+++ Supplied records

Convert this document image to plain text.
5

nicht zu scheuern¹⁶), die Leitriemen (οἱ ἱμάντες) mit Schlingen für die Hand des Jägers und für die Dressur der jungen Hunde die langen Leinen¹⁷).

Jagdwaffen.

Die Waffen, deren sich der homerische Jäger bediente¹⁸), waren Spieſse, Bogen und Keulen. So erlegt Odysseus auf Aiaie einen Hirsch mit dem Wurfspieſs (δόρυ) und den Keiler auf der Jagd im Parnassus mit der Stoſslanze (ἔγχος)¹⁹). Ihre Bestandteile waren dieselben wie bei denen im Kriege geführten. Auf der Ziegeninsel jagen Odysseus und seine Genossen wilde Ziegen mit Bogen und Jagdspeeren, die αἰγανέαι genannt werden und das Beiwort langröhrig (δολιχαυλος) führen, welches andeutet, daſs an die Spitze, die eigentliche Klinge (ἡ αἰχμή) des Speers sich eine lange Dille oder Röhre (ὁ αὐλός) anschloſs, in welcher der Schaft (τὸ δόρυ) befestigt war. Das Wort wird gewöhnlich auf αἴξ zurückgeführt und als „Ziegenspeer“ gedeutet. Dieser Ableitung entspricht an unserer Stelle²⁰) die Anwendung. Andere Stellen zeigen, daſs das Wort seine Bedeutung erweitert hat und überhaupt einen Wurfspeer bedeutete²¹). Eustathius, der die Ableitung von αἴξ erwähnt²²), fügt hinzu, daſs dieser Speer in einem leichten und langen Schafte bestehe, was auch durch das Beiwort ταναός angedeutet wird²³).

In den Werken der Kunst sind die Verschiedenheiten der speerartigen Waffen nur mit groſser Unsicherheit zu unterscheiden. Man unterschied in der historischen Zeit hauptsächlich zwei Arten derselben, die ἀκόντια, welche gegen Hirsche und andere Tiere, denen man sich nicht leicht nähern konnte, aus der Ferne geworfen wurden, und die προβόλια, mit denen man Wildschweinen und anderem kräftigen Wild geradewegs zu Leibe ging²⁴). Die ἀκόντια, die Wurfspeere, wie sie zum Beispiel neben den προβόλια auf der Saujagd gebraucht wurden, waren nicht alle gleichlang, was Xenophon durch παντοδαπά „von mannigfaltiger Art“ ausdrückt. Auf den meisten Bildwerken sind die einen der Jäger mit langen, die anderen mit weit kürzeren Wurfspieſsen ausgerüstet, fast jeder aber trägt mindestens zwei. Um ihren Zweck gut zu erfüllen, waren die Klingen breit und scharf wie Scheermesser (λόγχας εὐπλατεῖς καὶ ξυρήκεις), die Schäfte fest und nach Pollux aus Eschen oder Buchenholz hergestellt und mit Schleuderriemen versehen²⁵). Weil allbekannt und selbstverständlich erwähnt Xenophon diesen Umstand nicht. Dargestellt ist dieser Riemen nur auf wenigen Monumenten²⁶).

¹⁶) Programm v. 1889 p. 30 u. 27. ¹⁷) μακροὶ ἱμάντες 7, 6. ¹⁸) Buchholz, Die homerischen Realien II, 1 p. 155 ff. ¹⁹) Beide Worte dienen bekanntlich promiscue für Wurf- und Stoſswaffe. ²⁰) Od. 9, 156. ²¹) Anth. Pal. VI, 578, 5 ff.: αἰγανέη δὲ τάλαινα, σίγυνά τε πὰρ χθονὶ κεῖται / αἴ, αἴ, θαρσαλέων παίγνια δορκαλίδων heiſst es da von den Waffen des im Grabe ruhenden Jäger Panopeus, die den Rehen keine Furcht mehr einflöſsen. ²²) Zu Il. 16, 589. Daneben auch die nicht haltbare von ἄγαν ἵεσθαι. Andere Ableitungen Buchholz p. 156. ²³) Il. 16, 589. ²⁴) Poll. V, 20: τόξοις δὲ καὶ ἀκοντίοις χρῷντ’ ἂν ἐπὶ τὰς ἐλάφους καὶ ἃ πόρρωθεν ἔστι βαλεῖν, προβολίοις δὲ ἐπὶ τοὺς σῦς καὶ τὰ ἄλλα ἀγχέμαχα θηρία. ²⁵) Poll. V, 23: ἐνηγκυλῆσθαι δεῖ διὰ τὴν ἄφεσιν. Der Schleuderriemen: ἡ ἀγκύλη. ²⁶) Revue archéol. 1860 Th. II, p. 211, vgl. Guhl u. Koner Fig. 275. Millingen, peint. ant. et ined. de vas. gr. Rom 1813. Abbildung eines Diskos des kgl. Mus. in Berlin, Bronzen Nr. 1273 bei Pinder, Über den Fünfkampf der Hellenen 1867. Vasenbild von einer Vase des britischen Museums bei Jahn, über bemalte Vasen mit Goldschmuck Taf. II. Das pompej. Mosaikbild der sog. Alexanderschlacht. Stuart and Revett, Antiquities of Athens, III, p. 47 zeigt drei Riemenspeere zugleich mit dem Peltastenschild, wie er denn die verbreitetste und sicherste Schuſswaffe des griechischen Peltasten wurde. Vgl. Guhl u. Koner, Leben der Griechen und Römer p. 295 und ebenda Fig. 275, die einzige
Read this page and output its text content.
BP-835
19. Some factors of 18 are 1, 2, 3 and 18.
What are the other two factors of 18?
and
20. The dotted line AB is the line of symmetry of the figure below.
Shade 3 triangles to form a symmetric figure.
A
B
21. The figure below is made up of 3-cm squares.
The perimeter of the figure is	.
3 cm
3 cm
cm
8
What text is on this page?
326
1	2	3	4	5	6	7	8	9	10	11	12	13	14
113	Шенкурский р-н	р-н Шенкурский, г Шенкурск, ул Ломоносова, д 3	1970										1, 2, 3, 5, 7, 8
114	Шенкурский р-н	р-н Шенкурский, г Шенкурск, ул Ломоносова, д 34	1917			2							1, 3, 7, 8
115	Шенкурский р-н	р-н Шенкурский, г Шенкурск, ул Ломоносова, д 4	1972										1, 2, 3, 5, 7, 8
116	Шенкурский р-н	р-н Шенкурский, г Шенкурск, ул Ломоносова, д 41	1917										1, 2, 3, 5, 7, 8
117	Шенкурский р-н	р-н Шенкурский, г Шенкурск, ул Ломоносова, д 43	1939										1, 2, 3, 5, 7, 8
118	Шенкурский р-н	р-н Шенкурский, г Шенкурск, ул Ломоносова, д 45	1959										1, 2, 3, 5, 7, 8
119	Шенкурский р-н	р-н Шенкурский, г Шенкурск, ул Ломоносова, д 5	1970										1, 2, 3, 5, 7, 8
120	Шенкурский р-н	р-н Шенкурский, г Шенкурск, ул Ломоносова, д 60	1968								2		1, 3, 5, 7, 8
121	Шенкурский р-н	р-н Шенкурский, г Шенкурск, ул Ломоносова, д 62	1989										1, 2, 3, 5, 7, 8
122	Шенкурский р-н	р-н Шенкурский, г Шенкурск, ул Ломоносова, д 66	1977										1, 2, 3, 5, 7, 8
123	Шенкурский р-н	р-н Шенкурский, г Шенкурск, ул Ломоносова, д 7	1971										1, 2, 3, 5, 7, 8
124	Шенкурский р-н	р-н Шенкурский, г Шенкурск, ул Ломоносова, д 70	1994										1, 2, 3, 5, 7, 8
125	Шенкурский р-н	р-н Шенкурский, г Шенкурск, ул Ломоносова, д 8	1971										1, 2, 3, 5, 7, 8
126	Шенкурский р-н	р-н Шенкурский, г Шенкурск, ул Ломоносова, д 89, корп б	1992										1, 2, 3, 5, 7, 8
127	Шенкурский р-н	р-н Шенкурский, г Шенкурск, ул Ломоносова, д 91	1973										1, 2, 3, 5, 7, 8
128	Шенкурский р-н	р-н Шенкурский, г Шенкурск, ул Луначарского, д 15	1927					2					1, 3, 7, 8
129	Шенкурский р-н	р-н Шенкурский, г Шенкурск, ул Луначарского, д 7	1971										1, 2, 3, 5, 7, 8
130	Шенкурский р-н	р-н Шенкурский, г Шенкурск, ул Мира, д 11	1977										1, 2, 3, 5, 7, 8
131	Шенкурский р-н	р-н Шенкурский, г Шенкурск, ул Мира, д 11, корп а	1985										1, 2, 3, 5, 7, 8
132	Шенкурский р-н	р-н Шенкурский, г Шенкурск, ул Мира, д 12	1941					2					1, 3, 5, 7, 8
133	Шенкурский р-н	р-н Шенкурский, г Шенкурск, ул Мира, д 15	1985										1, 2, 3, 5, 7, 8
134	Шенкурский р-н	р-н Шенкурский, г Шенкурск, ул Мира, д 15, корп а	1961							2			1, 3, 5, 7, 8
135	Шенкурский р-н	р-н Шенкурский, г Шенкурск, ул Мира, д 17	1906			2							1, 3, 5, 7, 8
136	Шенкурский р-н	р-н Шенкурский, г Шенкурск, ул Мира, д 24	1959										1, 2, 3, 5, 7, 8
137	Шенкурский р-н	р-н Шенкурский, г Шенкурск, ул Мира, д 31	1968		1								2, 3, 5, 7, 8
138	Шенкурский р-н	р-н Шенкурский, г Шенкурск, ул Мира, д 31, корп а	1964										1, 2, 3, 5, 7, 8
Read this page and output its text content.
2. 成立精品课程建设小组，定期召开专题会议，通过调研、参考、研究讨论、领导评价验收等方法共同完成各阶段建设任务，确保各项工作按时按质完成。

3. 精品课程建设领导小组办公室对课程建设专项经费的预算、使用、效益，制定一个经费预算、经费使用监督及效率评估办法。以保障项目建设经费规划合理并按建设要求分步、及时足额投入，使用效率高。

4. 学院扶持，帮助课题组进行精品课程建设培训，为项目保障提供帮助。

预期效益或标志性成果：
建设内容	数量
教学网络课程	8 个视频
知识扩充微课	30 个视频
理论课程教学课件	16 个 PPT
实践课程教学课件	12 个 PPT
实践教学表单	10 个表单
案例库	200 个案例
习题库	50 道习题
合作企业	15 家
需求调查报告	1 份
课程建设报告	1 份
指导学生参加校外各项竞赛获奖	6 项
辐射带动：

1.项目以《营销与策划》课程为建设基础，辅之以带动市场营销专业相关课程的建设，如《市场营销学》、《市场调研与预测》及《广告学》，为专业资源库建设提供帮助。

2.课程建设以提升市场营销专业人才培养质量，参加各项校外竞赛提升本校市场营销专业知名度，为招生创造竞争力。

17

++++++

Stated task. Extract lines where the string "text" occurs.

Complete output.
Convert this document image to plain text.
Read this page and output its text content.
What text is on this page?
Read this page and output its text content.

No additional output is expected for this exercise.